**Data entries:**
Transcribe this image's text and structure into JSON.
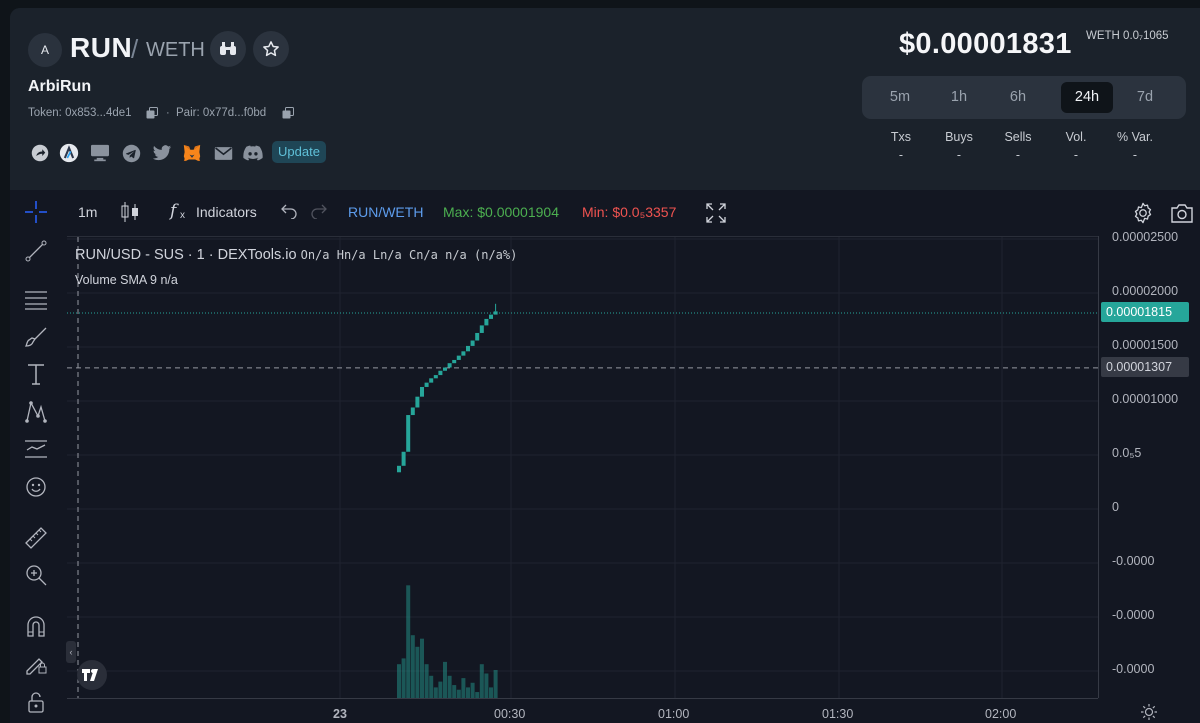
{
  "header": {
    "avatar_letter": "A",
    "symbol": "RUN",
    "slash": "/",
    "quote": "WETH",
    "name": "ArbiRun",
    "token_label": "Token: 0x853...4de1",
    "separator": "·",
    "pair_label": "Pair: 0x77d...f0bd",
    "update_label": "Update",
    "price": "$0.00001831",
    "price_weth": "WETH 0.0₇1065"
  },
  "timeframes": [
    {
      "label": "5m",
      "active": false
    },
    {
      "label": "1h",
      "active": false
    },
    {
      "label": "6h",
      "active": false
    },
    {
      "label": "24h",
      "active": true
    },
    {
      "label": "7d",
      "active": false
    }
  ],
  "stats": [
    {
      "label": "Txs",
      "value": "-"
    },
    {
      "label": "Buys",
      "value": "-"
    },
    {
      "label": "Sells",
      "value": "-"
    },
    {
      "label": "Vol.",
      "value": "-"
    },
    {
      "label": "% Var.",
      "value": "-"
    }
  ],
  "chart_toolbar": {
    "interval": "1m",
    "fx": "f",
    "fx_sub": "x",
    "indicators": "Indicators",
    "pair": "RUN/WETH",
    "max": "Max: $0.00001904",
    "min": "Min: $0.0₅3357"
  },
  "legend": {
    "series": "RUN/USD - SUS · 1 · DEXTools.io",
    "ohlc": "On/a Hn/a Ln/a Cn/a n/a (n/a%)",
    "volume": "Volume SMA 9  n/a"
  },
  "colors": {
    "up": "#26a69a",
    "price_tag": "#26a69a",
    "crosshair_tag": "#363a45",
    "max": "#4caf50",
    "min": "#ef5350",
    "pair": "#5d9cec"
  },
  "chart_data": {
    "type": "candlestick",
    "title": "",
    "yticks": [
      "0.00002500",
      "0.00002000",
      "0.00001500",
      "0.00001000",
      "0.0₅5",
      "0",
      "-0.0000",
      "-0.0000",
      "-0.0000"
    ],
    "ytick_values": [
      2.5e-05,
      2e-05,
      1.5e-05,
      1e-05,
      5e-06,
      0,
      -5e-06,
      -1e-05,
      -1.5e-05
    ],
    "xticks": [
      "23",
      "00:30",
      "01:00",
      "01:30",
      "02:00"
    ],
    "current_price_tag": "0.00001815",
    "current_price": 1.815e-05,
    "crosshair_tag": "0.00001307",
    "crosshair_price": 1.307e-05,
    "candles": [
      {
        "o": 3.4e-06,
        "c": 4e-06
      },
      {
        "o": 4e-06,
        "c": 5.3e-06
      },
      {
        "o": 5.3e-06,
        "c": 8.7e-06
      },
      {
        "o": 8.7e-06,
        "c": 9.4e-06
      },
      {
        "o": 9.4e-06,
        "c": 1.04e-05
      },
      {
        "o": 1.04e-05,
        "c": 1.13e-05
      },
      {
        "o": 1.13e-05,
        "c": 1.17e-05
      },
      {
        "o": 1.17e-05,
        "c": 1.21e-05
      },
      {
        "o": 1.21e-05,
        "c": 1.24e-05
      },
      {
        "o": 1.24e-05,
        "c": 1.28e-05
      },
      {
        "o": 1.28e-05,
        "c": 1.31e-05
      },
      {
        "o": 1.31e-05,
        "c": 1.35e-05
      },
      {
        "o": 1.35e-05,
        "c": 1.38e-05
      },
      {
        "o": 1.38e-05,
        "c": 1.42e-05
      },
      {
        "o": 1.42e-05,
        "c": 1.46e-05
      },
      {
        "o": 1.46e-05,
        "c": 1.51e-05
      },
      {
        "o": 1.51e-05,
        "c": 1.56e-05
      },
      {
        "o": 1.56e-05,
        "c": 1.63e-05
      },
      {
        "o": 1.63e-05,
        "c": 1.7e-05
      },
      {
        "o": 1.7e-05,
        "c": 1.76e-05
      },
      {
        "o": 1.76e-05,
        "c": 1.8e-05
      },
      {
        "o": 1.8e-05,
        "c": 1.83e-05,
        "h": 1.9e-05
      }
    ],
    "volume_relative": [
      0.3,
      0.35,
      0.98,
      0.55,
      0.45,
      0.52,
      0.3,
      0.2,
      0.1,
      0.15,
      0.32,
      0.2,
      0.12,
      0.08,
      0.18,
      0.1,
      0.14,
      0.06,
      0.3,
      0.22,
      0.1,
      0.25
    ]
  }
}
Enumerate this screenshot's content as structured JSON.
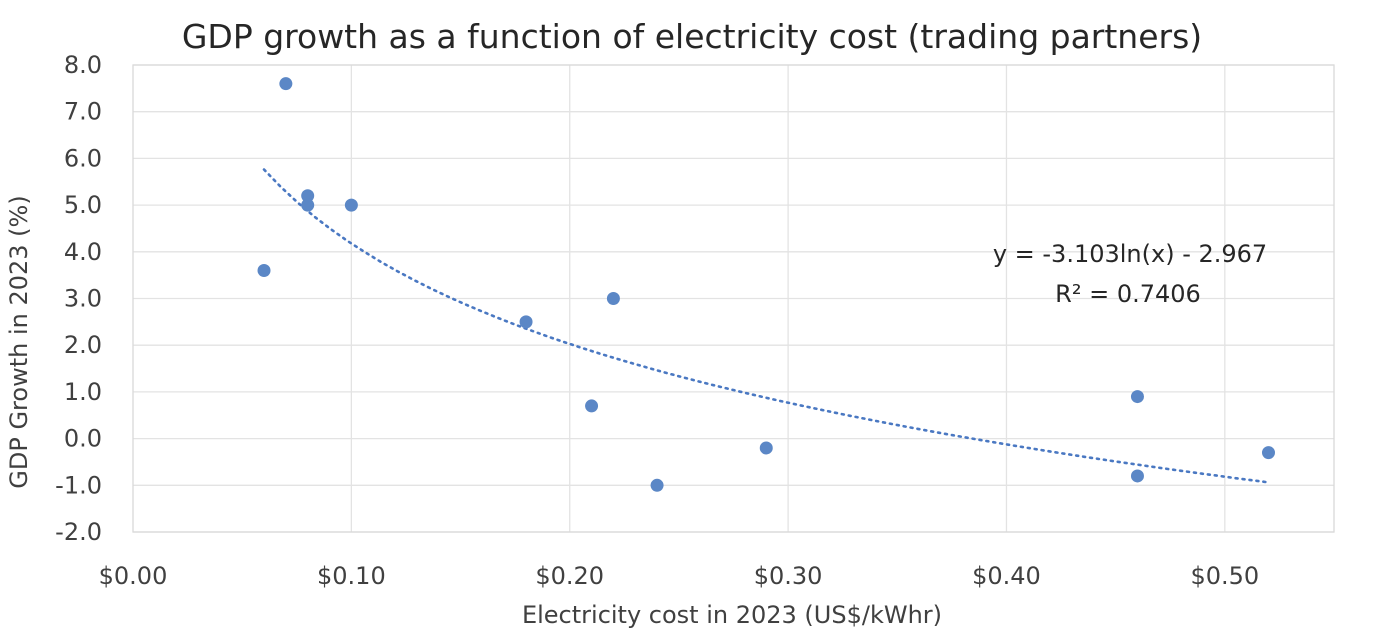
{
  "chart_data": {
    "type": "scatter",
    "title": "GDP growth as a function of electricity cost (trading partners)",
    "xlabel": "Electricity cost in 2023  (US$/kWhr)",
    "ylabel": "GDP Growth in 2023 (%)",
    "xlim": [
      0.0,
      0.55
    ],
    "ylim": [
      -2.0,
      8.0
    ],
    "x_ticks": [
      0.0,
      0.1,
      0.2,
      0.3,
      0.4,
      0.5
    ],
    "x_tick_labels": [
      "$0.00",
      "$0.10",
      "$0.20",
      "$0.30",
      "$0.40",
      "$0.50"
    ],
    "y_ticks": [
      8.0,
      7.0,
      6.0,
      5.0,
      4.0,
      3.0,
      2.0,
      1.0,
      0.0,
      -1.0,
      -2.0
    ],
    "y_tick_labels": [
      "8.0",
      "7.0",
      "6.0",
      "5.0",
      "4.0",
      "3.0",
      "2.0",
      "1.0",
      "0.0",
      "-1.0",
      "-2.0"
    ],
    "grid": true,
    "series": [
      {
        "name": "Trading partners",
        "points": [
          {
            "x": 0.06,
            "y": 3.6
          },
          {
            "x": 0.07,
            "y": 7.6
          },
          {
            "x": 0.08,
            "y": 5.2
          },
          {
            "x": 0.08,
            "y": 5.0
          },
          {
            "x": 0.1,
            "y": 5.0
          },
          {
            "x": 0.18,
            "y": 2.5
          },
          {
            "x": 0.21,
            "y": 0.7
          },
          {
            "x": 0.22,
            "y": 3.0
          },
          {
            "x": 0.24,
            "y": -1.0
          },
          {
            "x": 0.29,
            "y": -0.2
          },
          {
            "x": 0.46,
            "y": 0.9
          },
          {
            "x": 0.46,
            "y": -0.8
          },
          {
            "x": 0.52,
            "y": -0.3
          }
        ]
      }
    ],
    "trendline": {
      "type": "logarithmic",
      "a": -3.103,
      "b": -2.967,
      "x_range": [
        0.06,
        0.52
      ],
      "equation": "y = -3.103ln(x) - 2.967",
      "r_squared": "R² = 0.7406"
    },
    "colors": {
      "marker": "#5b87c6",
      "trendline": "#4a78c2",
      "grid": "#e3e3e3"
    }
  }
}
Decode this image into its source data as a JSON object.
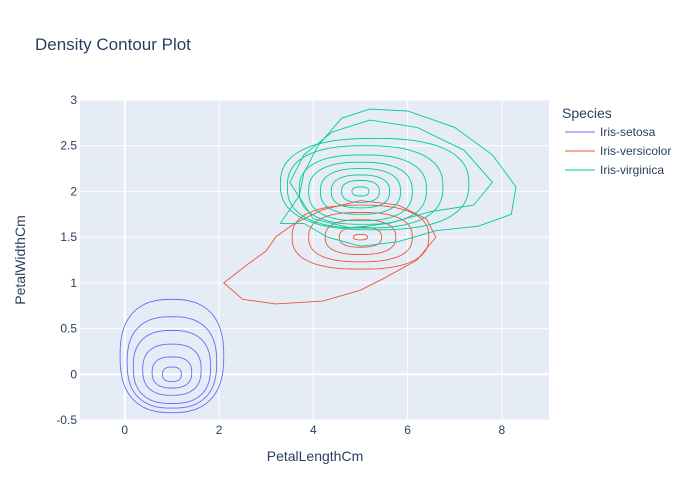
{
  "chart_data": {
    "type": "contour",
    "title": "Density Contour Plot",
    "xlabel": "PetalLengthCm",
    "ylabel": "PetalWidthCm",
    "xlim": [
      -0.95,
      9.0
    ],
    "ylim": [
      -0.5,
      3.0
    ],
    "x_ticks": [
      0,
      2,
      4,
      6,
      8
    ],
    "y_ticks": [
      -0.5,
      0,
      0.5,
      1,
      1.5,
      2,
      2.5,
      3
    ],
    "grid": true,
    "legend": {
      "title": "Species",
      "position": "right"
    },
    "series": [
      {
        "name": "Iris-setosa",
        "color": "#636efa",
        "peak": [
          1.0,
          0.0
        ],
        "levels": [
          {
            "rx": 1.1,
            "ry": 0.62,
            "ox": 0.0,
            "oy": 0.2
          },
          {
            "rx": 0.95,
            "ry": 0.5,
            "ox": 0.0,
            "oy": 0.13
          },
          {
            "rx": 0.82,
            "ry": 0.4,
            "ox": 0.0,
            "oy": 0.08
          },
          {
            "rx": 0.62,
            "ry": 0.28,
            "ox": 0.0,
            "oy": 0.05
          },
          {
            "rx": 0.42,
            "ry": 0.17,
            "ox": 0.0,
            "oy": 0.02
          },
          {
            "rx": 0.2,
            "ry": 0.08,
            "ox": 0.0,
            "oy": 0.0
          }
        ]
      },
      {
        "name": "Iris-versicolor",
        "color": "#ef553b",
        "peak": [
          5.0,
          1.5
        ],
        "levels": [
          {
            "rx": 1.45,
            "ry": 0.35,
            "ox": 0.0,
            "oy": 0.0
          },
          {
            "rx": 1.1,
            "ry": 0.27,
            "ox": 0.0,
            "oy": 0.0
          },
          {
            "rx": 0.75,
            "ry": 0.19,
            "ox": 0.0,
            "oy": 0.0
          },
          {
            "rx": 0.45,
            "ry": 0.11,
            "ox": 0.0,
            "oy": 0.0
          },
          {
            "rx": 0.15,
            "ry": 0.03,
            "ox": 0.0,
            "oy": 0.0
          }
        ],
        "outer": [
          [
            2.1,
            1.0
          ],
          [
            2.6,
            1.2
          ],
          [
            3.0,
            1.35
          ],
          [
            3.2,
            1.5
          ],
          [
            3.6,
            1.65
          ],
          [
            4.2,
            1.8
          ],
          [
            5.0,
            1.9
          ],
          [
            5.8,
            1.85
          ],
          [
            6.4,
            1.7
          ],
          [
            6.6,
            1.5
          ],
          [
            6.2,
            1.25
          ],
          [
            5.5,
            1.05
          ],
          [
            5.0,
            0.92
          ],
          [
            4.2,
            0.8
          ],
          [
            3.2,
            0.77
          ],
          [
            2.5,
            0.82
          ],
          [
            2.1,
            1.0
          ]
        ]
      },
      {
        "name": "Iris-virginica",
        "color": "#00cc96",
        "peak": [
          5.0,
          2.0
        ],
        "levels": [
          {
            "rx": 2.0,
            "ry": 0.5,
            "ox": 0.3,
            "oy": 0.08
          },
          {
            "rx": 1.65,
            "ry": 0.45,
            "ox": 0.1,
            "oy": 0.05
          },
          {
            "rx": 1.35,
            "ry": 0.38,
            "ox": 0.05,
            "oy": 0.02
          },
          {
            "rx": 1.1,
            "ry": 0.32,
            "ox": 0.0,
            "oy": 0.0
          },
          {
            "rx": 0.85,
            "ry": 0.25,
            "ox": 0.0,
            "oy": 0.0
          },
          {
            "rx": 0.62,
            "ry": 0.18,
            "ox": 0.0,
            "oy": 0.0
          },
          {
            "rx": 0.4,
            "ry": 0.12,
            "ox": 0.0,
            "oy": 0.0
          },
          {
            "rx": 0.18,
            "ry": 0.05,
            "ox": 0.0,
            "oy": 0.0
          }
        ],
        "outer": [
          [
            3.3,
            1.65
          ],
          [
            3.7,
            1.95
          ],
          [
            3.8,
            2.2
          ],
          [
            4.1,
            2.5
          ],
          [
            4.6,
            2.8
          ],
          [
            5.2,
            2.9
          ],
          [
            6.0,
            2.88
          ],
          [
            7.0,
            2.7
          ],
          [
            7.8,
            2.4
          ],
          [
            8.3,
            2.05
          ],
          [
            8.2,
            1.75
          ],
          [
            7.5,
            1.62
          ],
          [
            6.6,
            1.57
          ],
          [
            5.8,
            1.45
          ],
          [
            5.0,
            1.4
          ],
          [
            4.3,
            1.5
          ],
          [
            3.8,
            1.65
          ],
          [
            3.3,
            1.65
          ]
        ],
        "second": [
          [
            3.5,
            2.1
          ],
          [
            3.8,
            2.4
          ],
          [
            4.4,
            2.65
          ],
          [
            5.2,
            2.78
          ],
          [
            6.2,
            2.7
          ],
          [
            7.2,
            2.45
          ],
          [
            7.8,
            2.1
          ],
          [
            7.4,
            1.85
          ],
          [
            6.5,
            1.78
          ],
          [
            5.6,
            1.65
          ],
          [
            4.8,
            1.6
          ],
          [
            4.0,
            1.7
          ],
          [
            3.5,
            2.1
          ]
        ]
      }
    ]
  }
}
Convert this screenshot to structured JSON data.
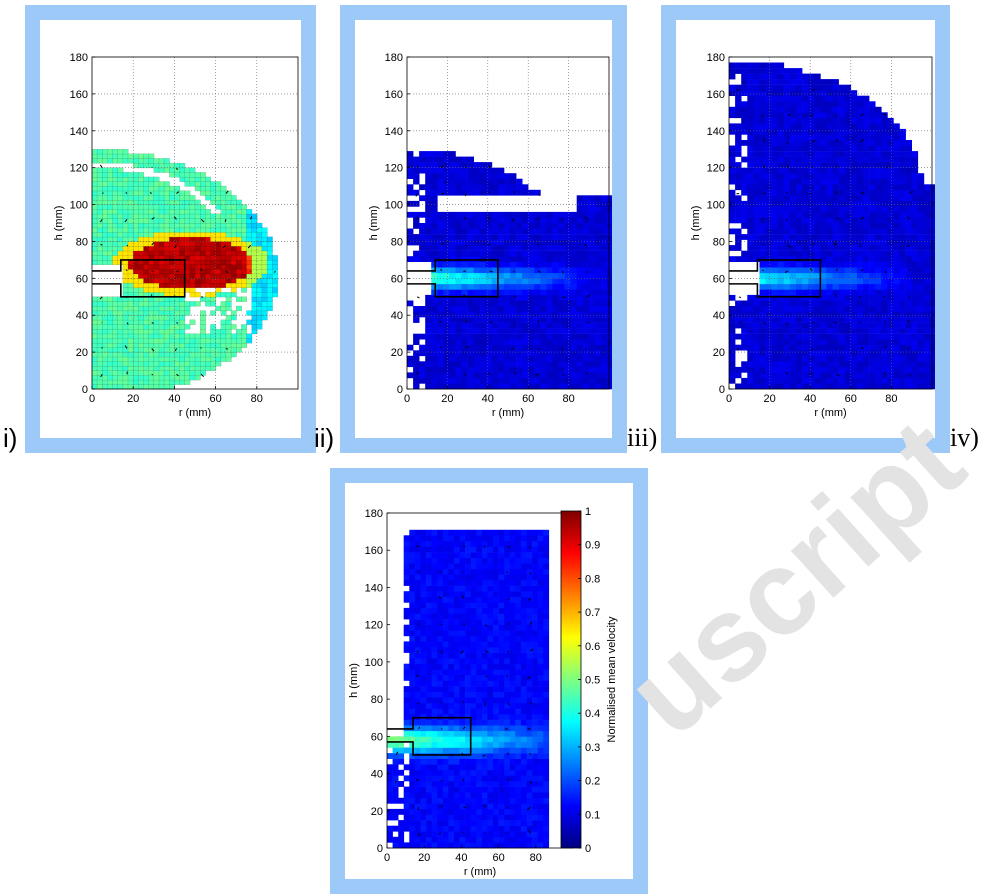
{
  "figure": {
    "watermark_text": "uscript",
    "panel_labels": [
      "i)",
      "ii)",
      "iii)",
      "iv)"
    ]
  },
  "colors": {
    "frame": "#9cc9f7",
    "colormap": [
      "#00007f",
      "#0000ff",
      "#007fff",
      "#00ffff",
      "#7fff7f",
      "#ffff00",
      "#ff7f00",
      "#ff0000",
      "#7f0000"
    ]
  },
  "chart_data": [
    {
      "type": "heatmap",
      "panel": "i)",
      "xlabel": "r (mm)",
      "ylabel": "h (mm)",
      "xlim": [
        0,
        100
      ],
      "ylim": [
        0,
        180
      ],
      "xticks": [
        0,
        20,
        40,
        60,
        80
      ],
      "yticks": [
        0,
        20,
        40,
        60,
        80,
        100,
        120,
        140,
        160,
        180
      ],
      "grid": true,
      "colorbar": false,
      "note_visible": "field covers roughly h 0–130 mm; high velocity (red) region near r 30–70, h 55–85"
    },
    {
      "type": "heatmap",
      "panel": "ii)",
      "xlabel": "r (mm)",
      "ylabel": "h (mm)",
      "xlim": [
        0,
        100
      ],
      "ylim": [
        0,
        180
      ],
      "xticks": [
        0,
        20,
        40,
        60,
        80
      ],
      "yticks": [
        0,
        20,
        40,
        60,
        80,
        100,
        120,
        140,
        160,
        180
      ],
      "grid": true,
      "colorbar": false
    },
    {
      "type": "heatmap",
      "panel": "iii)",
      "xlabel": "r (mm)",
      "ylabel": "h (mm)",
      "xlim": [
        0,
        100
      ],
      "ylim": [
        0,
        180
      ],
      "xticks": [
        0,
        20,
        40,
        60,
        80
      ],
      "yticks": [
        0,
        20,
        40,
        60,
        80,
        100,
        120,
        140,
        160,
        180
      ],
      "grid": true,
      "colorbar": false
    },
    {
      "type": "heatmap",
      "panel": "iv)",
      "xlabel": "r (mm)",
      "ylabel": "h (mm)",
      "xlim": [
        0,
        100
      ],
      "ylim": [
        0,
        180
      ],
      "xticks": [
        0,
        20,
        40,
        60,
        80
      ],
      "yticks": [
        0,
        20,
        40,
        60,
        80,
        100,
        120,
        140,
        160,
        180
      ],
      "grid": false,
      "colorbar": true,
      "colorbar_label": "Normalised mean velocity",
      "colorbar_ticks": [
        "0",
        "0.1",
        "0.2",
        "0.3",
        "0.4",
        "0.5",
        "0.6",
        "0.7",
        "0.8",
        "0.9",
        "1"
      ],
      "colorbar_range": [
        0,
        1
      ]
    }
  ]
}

**SHORT TASK:** Show each line in the entries that holds the string "this".

**FULL SOLUTION:**
Transcribe this image's text and structure into JSON.
Enumerate this screenshot's content as structured JSON.
Decode this image into its source data as a JSON object.
Convert this screenshot to structured JSON data.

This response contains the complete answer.